Extracted data entries:
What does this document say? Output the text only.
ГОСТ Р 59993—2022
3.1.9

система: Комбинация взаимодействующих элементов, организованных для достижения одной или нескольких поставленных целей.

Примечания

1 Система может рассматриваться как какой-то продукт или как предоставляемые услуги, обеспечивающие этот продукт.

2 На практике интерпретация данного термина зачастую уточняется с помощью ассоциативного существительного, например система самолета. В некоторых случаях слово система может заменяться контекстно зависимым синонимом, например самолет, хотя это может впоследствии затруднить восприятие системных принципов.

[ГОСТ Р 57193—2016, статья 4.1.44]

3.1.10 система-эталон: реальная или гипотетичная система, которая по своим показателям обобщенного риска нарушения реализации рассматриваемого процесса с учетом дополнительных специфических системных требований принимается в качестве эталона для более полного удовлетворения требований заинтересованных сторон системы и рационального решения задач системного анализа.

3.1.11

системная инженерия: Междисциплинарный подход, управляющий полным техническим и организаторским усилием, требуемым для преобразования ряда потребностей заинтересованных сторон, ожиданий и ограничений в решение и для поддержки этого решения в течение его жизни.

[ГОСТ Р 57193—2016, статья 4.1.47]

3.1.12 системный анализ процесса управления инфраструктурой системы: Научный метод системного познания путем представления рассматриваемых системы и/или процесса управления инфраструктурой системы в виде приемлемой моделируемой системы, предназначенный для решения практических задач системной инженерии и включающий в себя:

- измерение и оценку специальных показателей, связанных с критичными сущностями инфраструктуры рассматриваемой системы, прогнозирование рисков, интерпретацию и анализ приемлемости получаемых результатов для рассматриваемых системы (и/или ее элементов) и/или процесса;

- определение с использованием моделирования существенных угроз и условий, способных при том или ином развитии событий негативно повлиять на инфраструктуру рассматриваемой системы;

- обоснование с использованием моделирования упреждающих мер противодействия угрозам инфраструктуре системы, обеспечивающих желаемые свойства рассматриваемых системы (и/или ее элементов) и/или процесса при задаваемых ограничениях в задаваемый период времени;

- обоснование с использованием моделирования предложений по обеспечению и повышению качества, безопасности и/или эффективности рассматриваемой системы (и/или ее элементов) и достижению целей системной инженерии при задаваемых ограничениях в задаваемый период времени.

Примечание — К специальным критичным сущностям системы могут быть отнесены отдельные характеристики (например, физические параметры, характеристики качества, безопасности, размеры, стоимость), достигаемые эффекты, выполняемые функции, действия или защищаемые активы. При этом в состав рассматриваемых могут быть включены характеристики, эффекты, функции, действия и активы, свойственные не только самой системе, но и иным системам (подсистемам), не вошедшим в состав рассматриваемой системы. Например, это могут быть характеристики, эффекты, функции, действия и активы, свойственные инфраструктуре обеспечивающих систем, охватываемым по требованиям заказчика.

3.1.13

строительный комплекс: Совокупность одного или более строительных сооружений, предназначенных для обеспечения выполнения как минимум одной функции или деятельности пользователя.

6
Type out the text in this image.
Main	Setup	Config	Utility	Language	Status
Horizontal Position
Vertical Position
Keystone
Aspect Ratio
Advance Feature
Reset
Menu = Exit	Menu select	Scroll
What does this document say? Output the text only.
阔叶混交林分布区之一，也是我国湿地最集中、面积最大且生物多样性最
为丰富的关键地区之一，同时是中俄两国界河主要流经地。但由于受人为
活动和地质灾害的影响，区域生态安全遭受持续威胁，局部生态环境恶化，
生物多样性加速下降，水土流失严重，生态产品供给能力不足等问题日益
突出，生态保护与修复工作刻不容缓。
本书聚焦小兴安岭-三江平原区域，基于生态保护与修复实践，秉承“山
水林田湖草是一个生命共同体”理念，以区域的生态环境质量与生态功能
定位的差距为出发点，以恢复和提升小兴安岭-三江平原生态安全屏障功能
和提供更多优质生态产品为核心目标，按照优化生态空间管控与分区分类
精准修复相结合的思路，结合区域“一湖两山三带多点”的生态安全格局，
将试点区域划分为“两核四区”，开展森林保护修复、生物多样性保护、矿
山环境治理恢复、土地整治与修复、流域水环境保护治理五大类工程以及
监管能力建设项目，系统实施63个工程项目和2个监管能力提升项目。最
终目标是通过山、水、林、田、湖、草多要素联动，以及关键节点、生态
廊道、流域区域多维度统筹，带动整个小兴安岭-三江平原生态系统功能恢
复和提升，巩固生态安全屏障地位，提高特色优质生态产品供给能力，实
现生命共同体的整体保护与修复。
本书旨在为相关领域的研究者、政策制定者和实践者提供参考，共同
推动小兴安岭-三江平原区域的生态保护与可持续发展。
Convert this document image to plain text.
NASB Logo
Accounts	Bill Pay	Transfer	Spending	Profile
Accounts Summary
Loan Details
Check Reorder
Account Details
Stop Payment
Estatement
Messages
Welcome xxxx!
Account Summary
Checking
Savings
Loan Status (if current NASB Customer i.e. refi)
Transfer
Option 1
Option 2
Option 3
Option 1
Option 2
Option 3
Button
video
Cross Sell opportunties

Challenge: Return what is listed above, exactly and completely.

Final result:
What does this document say? Output the text only.
ГОСТ Р 59993—2022
3.1.9

система: Комбинация взаимодействующих элементов, организованных для достижения одной или нескольких поставленных целей.

Примечания

1 Система может рассматриваться как какой-то продукт или как предоставляемые услуги, обеспечивающие этот продукт.

2 На практике интерпретация данного термина зачастую уточняется с помощью ассоциативного существительного, например система самолета. В некоторых случаях слово система может заменяться контекстно зависимым синонимом, например самолет, хотя это может впоследствии затруднить восприятие системных принципов.

[ГОСТ Р 57193—2016, статья 4.1.44]

3.1.10 система-эталон: реальная или гипотетичная система, которая по своим показателям обобщенного риска нарушения реализации рассматриваемого процесса с учетом дополнительных специфических системных требований принимается в качестве эталона для более полного удовлетворения требований заинтересованных сторон системы и рационального решения задач системного анализа.

3.1.11

системная инженерия: Междисциплинарный подход, управляющий полным техническим и организаторским усилием, требуемым для преобразования ряда потребностей заинтересованных сторон, ожиданий и ограничений в решение и для поддержки этого решения в течение его жизни.

[ГОСТ Р 57193—2016, статья 4.1.47]

3.1.12 системный анализ процесса управления инфраструктурой системы: Научный метод системного познания путем представления рассматриваемых системы и/или процесса управления инфраструктурой системы в виде приемлемой моделируемой системы, предназначенный для решения практических задач системной инженерии и включающий в себя:

- измерение и оценку специальных показателей, связанных с критичными сущностями инфраструктуры рассматриваемой системы, прогнозирование рисков, интерпретацию и анализ приемлемости получаемых результатов для рассматриваемых системы (и/или ее элементов) и/или процесса;

- определение с использованием моделирования существенных угроз и условий, способных при том или ином развитии событий негативно повлиять на инфраструктуру рассматриваемой системы;

- обоснование с использованием моделирования упреждающих мер противодействия угрозам инфраструктуре системы, обеспечивающих желаемые свойства рассматриваемых системы (и/или ее элементов) и/или процесса при задаваемых ограничениях в задаваемый период времени;

- обоснование с использованием моделирования предложений по обеспечению и повышению качества, безопасности и/или эффективности рассматриваемой системы (и/или ее элементов) и достижению целей системной инженерии при задаваемых ограничениях в задаваемый период времени.

Примечание — К специальным критичным сущностям системы могут быть отнесены отдельные характеристики (например, физические параметры, характеристики качества, безопасности, размеры, стоимость), достигаемые эффекты, выполняемые функции, действия или защищаемые активы. При этом в состав рассматриваемых могут быть включены характеристики, эффекты, функции, действия и активы, свойственные не только самой системе, но и иным системам (подсистемам), не вошедшим в состав рассматриваемой системы. Например, это могут быть характеристики, эффекты, функции, действия и активы, свойственные инфраструктуре обеспечивающих систем, охватываемым по требованиям заказчика.

3.1.13

строительный комплекс: Совокупность одного или более строительных сооружений, предназначенных для обеспечения выполнения как минимум одной функции или деятельности пользователя.

6
Type out the text in this image.
Main	Setup	Config	Utility	Language	Status
Horizontal Position
Vertical Position
Keystone
Aspect Ratio
Advance Feature
Reset
Menu = Exit	Menu select	Scroll
What does this document say? Output the text only.
阔叶混交林分布区之一，也是我国湿地最集中、面积最大且生物多样性最
为丰富的关键地区之一，同时是中俄两国界河主要流经地。但由于受人为
活动和地质灾害的影响，区域生态安全遭受持续威胁，局部生态环境恶化，
生物多样性加速下降，水土流失严重，生态产品供给能力不足等问题日益
突出，生态保护与修复工作刻不容缓。
本书聚焦小兴安岭-三江平原区域，基于生态保护与修复实践，秉承“山
水林田湖草是一个生命共同体”理念，以区域的生态环境质量与生态功能
定位的差距为出发点，以恢复和提升小兴安岭-三江平原生态安全屏障功能
和提供更多优质生态产品为核心目标，按照优化生态空间管控与分区分类
精准修复相结合的思路，结合区域“一湖两山三带多点”的生态安全格局，
将试点区域划分为“两核四区”，开展森林保护修复、生物多样性保护、矿
山环境治理恢复、土地整治与修复、流域水环境保护治理五大类工程以及
监管能力建设项目，系统实施63个工程项目和2个监管能力提升项目。最
终目标是通过山、水、林、田、湖、草多要素联动，以及关键节点、生态
廊道、流域区域多维度统筹，带动整个小兴安岭-三江平原生态系统功能恢
复和提升，巩固生态安全屏障地位，提高特色优质生态产品供给能力，实
现生命共同体的整体保护与修复。
本书旨在为相关领域的研究者、政策制定者和实践者提供参考，共同
推动小兴安岭-三江平原区域的生态保护与可持续发展。
Convert this document image to plain text.
NASB Logo
Accounts	Bill Pay	Transfer	Spending	Profile
Accounts Summary
Loan Details
Check Reorder
Account Details
Stop Payment
Estatement
Messages
Welcome xxxx!
Account Summary
Checking
Savings
Loan Status (if current NASB Customer i.e. refi)
Transfer
Option 1
Option 2
Option 3
Option 1
Option 2
Option 3
Button
video
Cross Sell opportunties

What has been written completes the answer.